WHAT IS BEING ASKED:
Search the listing below for "type". Copy each matching line.

DATASET RECORDS:
_ _ _ _ _
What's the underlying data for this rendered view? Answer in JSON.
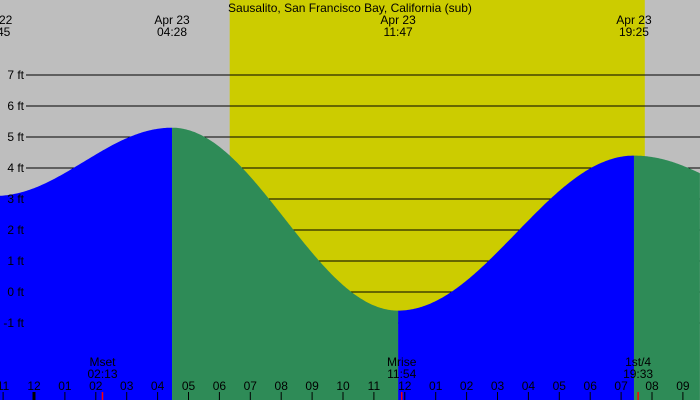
{
  "chart_data": {
    "type": "area",
    "title": "Sausalito, San Francisco Bay, California (sub)",
    "y_unit": "ft",
    "ylim": [
      -1,
      7
    ],
    "y_ticks": [
      7,
      6,
      5,
      4,
      3,
      2,
      1,
      0,
      -1
    ],
    "y_tick_labels": [
      "7 ft",
      "6 ft",
      "5 ft",
      "4 ft",
      "3 ft",
      "2 ft",
      "1 ft",
      "0 ft",
      "-1 ft"
    ],
    "grid": true,
    "x_range_hours_apr23": [
      -1.1,
      21.55
    ],
    "x_tick_labels": [
      "11",
      "12",
      "01",
      "02",
      "03",
      "04",
      "05",
      "06",
      "07",
      "08",
      "09",
      "10",
      "11",
      "12",
      "01",
      "02",
      "03",
      "04",
      "05",
      "06",
      "07",
      "08",
      "09"
    ],
    "x_tick_hours": [
      -1,
      0,
      1,
      2,
      3,
      4,
      5,
      6,
      7,
      8,
      9,
      10,
      11,
      12,
      13,
      14,
      15,
      16,
      17,
      18,
      19,
      20,
      21
    ],
    "midnight_hour": 0,
    "extremes": [
      {
        "date": "Apr 23",
        "time": "04:28",
        "height_ft": 5.3,
        "type": "high"
      },
      {
        "date": "Apr 23",
        "time": "11:47",
        "height_ft": -0.6,
        "type": "low"
      },
      {
        "date": "Apr 23",
        "time": "19:25",
        "height_ft": 4.4,
        "type": "high"
      }
    ],
    "partial_label": {
      "line1": "22",
      "line2": "45"
    },
    "daylight": {
      "start": "06:20",
      "end": "19:46"
    },
    "moon_events": [
      {
        "label": "Mset",
        "time": "02:13"
      },
      {
        "label": "Mrise",
        "time": "11:54"
      },
      {
        "label": "1st/4",
        "time": "19:33"
      }
    ],
    "colors": {
      "night": "#bebebe",
      "day": "#cccc00",
      "rising": "#0000ff",
      "falling": "#2e8b57",
      "moon_marker": "#ff0000"
    }
  }
}
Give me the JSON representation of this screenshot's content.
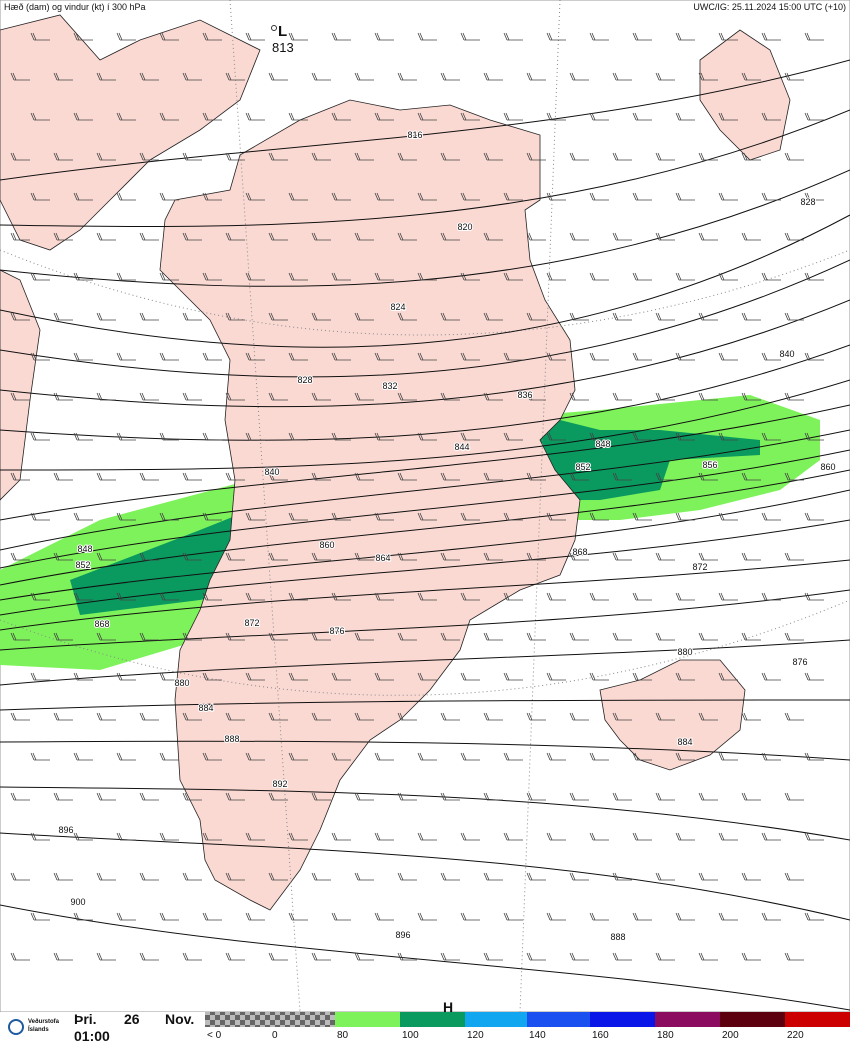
{
  "header": {
    "title": "Hæð (dam) og vindur (kt) í 300 hPa",
    "run": "UWC/IG: 25.11.2024 15:00 UTC (+10)"
  },
  "map": {
    "low": {
      "symbol": "L",
      "value": "813"
    },
    "high": {
      "symbol": "H"
    },
    "contour_labels": [
      816,
      820,
      824,
      828,
      832,
      836,
      840,
      844,
      848,
      852,
      856,
      860,
      860,
      864,
      868,
      872,
      876,
      880,
      884,
      888,
      892,
      896,
      900,
      896,
      888,
      884,
      880,
      876,
      872,
      868,
      840,
      828,
      848,
      852
    ]
  },
  "footer": {
    "logo_line1": "Veðurstofa",
    "logo_line2": "Íslands",
    "weekday": "Þri.",
    "day": 26,
    "month": "Nov.",
    "time": "01:00"
  },
  "legend": {
    "labels": [
      "< 0",
      0,
      80,
      100,
      120,
      140,
      160,
      180,
      200,
      220
    ],
    "colors": [
      "#7ef25a",
      "#0a9a60",
      "#12a6f0",
      "#1a4ff0",
      "#0a16e8",
      "#8a0b5f",
      "#5c0010",
      "#cc0000"
    ]
  }
}
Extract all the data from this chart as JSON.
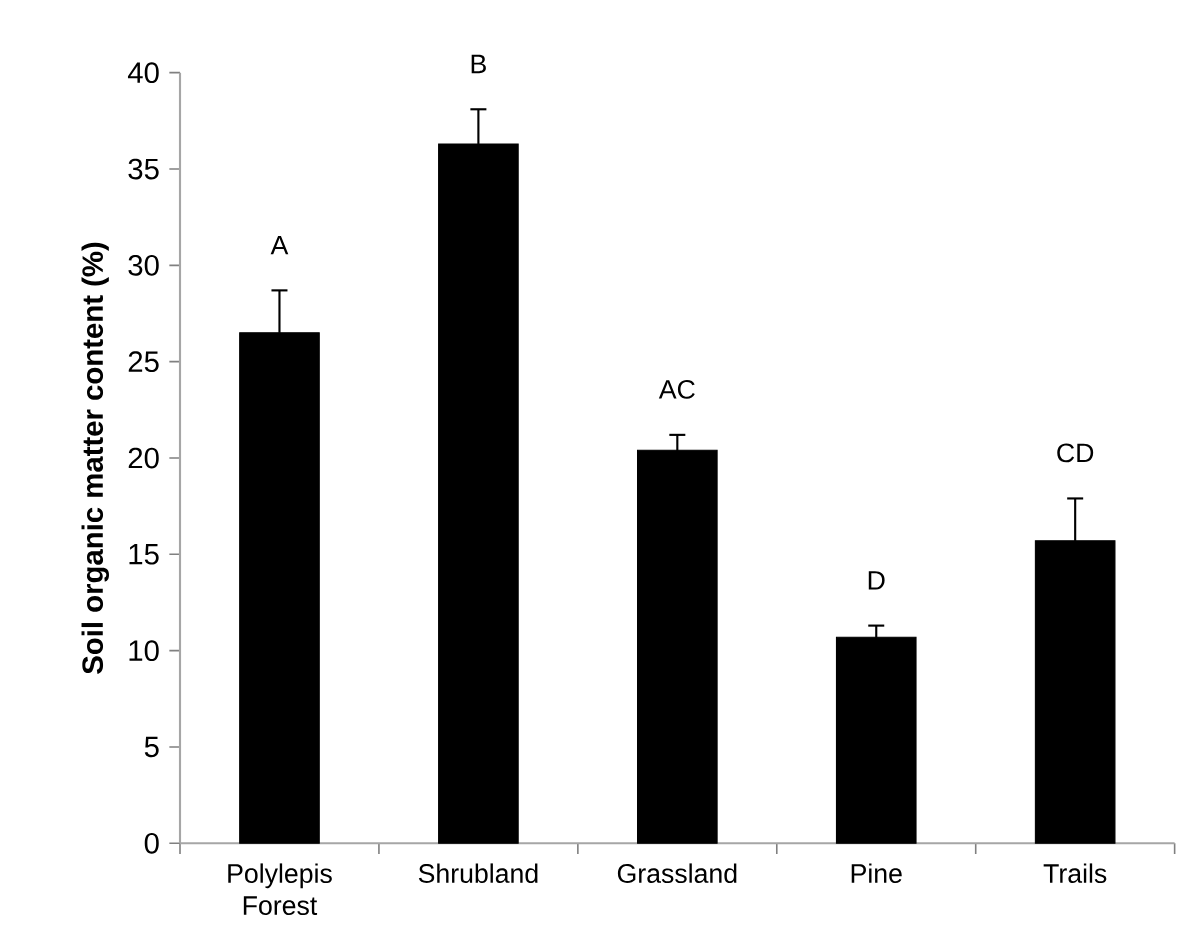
{
  "chart_data": {
    "type": "bar",
    "ylabel": "**Soil organic matter content (%)**",
    "categories": [
      "Polylepis Forest",
      "Shrubland",
      "Grassland",
      "Pine",
      "Trails"
    ],
    "values": [
      26.5,
      36.3,
      20.4,
      10.7,
      15.7
    ],
    "errors": [
      2.2,
      1.8,
      0.8,
      0.6,
      2.2
    ],
    "color": "#000000",
    "ylim": [
      0,
      40
    ],
    "yticks": [
      0,
      5,
      10,
      15,
      20,
      25,
      30,
      35,
      40
    ],
    "grid": false,
    "annotations": [
      "A",
      "B",
      "AC",
      "D",
      "CD"
    ]
  }
}
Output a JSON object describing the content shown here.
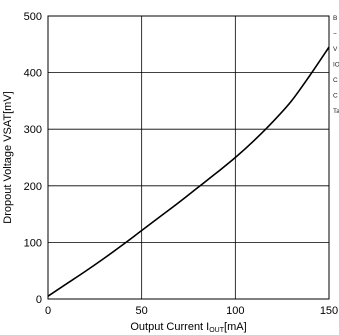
{
  "chart_data": {
    "type": "line",
    "xlabel": "Output Current I",
    "xlabel_subscript": "OUT",
    "xlabel_unit": "[mA]",
    "ylabel": "Dropout Voltage  VSAT[mV]",
    "xlim": [
      0,
      150
    ],
    "ylim": [
      0,
      500
    ],
    "x_ticks": [
      0,
      50,
      100,
      150
    ],
    "y_ticks": [
      0,
      100,
      200,
      300,
      400,
      500
    ],
    "grid": true,
    "series": [
      {
        "x": [
          0,
          10,
          20,
          30,
          40,
          50,
          60,
          70,
          80,
          90,
          100,
          110,
          120,
          130,
          140,
          150
        ],
        "values": [
          5,
          27,
          49,
          72,
          96,
          121,
          146,
          171,
          197,
          223,
          250,
          280,
          313,
          350,
          396,
          445
        ]
      }
    ],
    "notes": [
      "B",
      "~",
      "V",
      "IO",
      "C",
      "C",
      "Ta"
    ],
    "colors": {
      "line": "#000000",
      "grid": "#000000",
      "background": "#ffffff"
    }
  }
}
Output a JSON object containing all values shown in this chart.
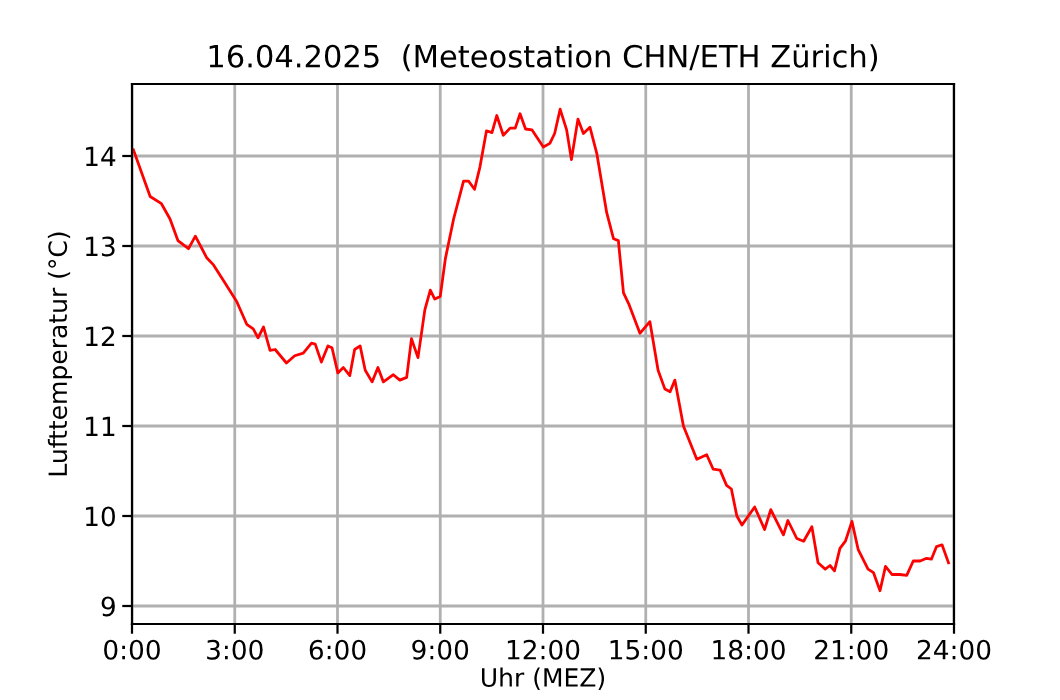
{
  "chart_data": {
    "type": "line",
    "title": "16.04.2025  (Meteostation CHN/ETH Zürich)",
    "xlabel": "Uhr (MEZ)",
    "ylabel": "Lufttemperatur (°C)",
    "xlim": [
      0,
      24
    ],
    "xticks": [
      {
        "value": 0,
        "label": "0:00"
      },
      {
        "value": 3,
        "label": "3:00"
      },
      {
        "value": 6,
        "label": "6:00"
      },
      {
        "value": 9,
        "label": "9:00"
      },
      {
        "value": 12,
        "label": "12:00"
      },
      {
        "value": 15,
        "label": "15:00"
      },
      {
        "value": 18,
        "label": "18:00"
      },
      {
        "value": 21,
        "label": "21:00"
      },
      {
        "value": 24,
        "label": "24:00"
      }
    ],
    "ylim": [
      8.8,
      14.8
    ],
    "yticks": [
      9,
      10,
      11,
      12,
      13,
      14
    ],
    "grid": true,
    "series": [
      {
        "color": "#ff0000",
        "x": [
          0.04,
          0.53,
          0.86,
          1.11,
          1.34,
          1.65,
          1.85,
          2.18,
          2.38,
          2.73,
          3.06,
          3.35,
          3.54,
          3.68,
          3.84,
          4.03,
          4.18,
          4.51,
          4.75,
          5.0,
          5.24,
          5.35,
          5.53,
          5.72,
          5.84,
          6.01,
          6.17,
          6.36,
          6.5,
          6.66,
          6.81,
          7.01,
          7.18,
          7.34,
          7.63,
          7.82,
          8.02,
          8.16,
          8.35,
          8.55,
          8.71,
          8.84,
          9.0,
          9.15,
          9.39,
          9.68,
          9.83,
          10.0,
          10.16,
          10.35,
          10.51,
          10.65,
          10.84,
          11.04,
          11.19,
          11.33,
          11.49,
          11.68,
          12.01,
          12.2,
          12.34,
          12.5,
          12.69,
          12.83,
          13.02,
          13.18,
          13.37,
          13.57,
          13.86,
          14.06,
          14.2,
          14.35,
          14.5,
          14.83,
          15.12,
          15.36,
          15.56,
          15.71,
          15.85,
          16.1,
          16.49,
          16.78,
          16.97,
          17.17,
          17.36,
          17.5,
          17.66,
          17.81,
          18.18,
          18.47,
          18.65,
          19.02,
          19.15,
          19.41,
          19.61,
          19.85,
          20.03,
          20.24,
          20.38,
          20.51,
          20.67,
          20.83,
          21.02,
          21.2,
          21.49,
          21.65,
          21.84,
          22.0,
          22.19,
          22.42,
          22.62,
          22.81,
          23.01,
          23.2,
          23.34,
          23.49,
          23.65,
          23.84
        ],
        "values": [
          14.07,
          13.55,
          13.47,
          13.3,
          13.06,
          12.97,
          13.11,
          12.87,
          12.79,
          12.58,
          12.38,
          12.13,
          12.08,
          11.98,
          12.1,
          11.84,
          11.85,
          11.7,
          11.78,
          11.81,
          11.92,
          11.91,
          11.71,
          11.89,
          11.87,
          11.59,
          11.65,
          11.56,
          11.85,
          11.89,
          11.62,
          11.49,
          11.65,
          11.49,
          11.57,
          11.51,
          11.54,
          11.97,
          11.76,
          12.29,
          12.51,
          12.41,
          12.44,
          12.86,
          13.3,
          13.72,
          13.72,
          13.63,
          13.88,
          14.28,
          14.26,
          14.45,
          14.23,
          14.31,
          14.31,
          14.47,
          14.3,
          14.29,
          14.1,
          14.14,
          14.25,
          14.52,
          14.29,
          13.96,
          14.41,
          14.25,
          14.32,
          14.03,
          13.37,
          13.08,
          13.06,
          12.48,
          12.36,
          12.03,
          12.16,
          11.62,
          11.41,
          11.38,
          11.51,
          11.0,
          10.63,
          10.68,
          10.52,
          10.51,
          10.34,
          10.3,
          10.0,
          9.9,
          10.1,
          9.85,
          10.07,
          9.79,
          9.95,
          9.75,
          9.72,
          9.88,
          9.48,
          9.41,
          9.45,
          9.39,
          9.64,
          9.72,
          9.94,
          9.63,
          9.41,
          9.37,
          9.17,
          9.44,
          9.35,
          9.35,
          9.34,
          9.5,
          9.5,
          9.53,
          9.52,
          9.66,
          9.68,
          9.48
        ]
      }
    ]
  }
}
_ _ _ _ _
WRITTEN SOLUTION:
    "type": "area",
        "type": "high"
        "type": "low"
        "type": "high"
    "type": "bar",
    "type": "line",
    "type": "line",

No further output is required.